» WHAT THE TASK REQUIRES
Filter this data down to the lines that hold "seed", and copy them.

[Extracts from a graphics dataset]

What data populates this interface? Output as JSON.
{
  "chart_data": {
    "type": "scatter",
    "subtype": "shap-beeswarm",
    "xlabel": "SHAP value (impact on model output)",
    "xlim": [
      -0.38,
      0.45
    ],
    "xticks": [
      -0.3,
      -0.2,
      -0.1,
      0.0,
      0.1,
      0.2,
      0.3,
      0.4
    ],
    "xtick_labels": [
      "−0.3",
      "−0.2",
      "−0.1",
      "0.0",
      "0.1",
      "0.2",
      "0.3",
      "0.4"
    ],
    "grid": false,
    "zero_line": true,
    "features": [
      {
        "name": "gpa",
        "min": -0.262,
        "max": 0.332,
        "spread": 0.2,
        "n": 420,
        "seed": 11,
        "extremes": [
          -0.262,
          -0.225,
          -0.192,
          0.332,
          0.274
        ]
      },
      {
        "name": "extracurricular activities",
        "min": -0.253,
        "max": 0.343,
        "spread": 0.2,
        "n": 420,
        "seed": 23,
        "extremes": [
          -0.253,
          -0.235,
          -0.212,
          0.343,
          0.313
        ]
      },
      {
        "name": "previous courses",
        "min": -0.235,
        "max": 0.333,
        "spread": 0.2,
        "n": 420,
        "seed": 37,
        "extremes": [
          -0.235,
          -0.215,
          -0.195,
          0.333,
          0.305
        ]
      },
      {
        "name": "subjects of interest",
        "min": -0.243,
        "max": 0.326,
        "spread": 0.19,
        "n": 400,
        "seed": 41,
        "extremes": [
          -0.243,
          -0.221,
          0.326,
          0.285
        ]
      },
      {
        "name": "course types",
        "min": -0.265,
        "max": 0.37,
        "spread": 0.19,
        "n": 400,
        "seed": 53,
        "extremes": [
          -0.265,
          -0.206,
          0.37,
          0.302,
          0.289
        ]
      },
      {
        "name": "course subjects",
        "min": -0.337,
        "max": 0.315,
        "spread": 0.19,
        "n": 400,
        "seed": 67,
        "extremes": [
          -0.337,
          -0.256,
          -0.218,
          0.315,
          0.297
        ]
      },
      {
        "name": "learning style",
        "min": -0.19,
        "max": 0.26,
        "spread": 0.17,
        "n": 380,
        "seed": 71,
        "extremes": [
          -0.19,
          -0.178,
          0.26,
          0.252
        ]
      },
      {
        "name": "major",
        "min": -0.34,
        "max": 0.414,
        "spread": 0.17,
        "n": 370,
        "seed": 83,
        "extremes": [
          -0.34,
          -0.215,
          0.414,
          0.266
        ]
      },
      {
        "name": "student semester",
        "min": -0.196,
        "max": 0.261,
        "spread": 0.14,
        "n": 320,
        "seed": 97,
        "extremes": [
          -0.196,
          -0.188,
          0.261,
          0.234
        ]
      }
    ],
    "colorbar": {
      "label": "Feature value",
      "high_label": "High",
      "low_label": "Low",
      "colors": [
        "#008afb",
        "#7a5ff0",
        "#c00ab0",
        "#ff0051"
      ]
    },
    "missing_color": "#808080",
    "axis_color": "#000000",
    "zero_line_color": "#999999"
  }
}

» WRITTEN ANSWER
        "seed": 11,
        "seed": 23,
        "seed": 37,
        "seed": 41,
        "seed": 53,
        "seed": 67,
        "seed": 71,
        "seed": 83,
        "seed": 97,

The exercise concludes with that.